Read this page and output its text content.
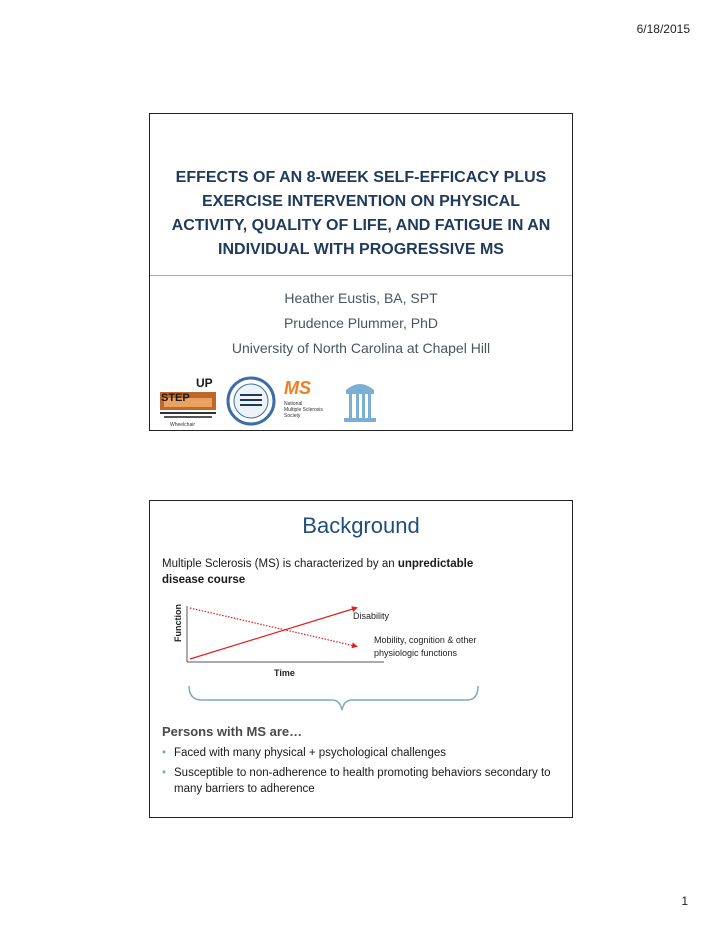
6/18/2015
EFFECTS OF AN 8-WEEK SELF-EFFICACY PLUS EXERCISE INTERVENTION ON PHYSICAL ACTIVITY, QUALITY OF LIFE, AND FATIGUE IN AN INDIVIDUAL WITH PROGRESSIVE MS
Heather Eustis, BA, SPT
Prudence Plummer, PhD
University of North Carolina at Chapel Hill
UP
STEP
Wheelchair
MS
National
Multiple Sclerosis
Society
Background
Multiple Sclerosis (MS) is characterized by an unpredictable
disease course
Function
Time
Disability
Mobility, cognition & other
physiologic functions
Persons with MS are…
• Faced with many physical + psychological challenges
• Susceptible to non-adherence to health promoting behaviors secondary to many barriers to adherence
1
· · · · ·
Your job is to transcribe the entries above exactly; skip the pictures.

* WRITTEN RESPONSE *
Read this page and output its text content.
6/18/2015
EFFECTS OF AN 8-WEEK SELF-EFFICACY PLUS EXERCISE INTERVENTION ON PHYSICAL ACTIVITY, QUALITY OF LIFE, AND FATIGUE IN AN INDIVIDUAL WITH PROGRESSIVE MS
Heather Eustis, BA, SPT
Prudence Plummer, PhD
University of North Carolina at Chapel Hill
UP
STEP
Wheelchair
MS
National
Multiple Sclerosis
Society
Background
Multiple Sclerosis (MS) is characterized by an unpredictable
disease course
Function
Time
Disability
Mobility, cognition & other
physiologic functions
Persons with MS are…
• Faced with many physical + psychological challenges
• Susceptible to non-adherence to health promoting behaviors secondary to many barriers to adherence
1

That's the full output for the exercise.